== STATED PROBLEM ==
Pull out every line below holding the word "强度A平均值".

━━ EXTRACTED ENTRIES

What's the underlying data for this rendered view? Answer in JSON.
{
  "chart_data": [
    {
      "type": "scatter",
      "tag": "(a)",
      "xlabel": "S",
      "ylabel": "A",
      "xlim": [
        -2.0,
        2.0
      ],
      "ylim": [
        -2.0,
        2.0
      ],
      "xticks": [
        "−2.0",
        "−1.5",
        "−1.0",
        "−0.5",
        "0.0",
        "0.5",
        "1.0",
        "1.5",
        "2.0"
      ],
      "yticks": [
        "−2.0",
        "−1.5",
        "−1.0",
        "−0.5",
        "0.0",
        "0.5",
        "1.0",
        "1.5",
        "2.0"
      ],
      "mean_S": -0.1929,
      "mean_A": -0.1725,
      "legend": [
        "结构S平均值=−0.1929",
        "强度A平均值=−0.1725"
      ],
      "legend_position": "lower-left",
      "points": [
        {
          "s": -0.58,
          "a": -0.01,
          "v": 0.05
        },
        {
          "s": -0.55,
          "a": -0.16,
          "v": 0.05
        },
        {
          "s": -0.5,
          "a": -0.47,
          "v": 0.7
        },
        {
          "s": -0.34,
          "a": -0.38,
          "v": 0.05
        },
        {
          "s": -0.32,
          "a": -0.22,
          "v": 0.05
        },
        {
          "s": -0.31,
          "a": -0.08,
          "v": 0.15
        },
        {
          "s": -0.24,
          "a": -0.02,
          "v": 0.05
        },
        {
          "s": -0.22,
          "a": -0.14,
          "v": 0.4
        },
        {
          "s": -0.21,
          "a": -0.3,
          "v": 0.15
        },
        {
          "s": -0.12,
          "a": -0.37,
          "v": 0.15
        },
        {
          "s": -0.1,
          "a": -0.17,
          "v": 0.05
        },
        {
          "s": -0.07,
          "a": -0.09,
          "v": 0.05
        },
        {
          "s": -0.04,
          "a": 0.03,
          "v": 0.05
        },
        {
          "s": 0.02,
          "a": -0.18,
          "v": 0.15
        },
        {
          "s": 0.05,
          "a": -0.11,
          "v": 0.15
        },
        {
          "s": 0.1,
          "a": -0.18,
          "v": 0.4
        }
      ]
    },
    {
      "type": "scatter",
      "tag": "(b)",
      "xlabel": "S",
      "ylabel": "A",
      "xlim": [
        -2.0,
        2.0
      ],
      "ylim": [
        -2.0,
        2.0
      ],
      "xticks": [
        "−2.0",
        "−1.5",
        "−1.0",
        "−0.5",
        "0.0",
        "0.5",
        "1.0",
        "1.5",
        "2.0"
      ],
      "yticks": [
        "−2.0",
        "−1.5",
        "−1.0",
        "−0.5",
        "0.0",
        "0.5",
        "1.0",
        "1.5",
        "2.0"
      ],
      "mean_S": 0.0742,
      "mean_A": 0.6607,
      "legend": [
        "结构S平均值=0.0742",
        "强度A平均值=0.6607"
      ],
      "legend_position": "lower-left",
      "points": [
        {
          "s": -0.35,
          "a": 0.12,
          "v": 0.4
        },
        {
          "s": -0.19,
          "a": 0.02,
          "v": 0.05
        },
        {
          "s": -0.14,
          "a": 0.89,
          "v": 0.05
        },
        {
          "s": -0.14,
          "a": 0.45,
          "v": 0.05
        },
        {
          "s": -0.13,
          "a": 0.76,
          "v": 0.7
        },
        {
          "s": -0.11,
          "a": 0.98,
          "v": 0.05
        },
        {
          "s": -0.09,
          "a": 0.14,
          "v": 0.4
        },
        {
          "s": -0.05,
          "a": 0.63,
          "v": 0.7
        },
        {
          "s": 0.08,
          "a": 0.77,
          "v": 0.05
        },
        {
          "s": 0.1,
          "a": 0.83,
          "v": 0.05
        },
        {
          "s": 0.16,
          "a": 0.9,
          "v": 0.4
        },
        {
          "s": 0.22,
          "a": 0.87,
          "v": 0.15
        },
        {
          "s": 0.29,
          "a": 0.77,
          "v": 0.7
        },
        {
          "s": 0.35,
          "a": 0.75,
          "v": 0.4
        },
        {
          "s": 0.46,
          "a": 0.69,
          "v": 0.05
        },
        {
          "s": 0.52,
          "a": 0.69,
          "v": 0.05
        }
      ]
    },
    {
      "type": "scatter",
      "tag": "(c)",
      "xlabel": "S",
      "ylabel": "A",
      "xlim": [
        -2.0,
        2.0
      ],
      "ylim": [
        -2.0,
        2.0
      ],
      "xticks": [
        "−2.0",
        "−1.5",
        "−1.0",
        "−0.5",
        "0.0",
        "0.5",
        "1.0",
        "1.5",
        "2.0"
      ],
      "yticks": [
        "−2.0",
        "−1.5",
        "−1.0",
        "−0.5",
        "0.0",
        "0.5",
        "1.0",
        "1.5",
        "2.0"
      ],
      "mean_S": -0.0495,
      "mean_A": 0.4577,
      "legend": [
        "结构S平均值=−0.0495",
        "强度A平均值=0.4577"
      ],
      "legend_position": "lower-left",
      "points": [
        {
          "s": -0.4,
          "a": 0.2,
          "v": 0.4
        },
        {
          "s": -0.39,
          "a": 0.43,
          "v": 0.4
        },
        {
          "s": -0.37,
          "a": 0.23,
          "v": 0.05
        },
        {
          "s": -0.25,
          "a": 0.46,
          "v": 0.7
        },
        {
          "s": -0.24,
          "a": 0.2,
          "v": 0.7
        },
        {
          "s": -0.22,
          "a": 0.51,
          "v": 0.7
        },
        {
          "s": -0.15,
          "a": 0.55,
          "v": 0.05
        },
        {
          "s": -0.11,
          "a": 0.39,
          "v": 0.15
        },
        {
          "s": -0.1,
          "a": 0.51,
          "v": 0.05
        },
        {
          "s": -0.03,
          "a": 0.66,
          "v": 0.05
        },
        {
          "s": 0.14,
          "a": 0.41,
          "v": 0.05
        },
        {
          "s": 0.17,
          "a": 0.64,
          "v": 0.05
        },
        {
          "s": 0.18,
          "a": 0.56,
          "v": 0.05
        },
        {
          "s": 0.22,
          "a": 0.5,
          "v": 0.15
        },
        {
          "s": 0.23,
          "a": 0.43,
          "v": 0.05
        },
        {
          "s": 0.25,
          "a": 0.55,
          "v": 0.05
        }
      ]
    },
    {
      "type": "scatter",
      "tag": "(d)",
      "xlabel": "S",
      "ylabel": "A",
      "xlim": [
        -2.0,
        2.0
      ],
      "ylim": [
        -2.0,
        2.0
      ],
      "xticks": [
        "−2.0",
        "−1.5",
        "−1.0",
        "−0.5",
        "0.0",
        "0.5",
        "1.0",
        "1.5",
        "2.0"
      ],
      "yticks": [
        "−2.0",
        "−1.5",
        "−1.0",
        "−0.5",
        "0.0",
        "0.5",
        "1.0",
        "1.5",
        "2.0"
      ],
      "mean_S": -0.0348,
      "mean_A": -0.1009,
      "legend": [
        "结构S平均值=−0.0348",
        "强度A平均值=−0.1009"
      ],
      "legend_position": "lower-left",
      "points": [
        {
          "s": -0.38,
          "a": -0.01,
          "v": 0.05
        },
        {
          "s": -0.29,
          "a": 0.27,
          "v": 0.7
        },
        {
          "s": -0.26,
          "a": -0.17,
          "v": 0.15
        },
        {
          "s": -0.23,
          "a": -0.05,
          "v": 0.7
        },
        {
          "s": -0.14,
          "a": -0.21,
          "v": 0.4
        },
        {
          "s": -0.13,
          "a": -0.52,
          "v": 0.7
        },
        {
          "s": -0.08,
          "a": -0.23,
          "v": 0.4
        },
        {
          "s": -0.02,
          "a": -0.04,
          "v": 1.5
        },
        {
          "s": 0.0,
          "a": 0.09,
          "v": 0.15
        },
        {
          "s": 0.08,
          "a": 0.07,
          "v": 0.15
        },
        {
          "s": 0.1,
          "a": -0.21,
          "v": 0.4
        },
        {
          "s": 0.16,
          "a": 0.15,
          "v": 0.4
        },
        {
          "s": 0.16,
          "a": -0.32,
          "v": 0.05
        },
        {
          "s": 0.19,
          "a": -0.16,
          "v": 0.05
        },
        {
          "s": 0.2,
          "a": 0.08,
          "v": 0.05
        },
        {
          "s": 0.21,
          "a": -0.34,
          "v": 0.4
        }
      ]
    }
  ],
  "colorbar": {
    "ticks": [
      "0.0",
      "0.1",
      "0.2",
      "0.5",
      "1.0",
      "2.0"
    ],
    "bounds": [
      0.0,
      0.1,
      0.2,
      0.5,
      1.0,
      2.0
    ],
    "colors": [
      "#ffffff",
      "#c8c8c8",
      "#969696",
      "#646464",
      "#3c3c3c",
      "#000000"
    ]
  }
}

━━━━

== ANSWER ==
        "强度A平均值=−0.1725"
        "强度A平均值=0.6607"
        "强度A平均值=0.4577"
        "强度A平均值=−0.1009"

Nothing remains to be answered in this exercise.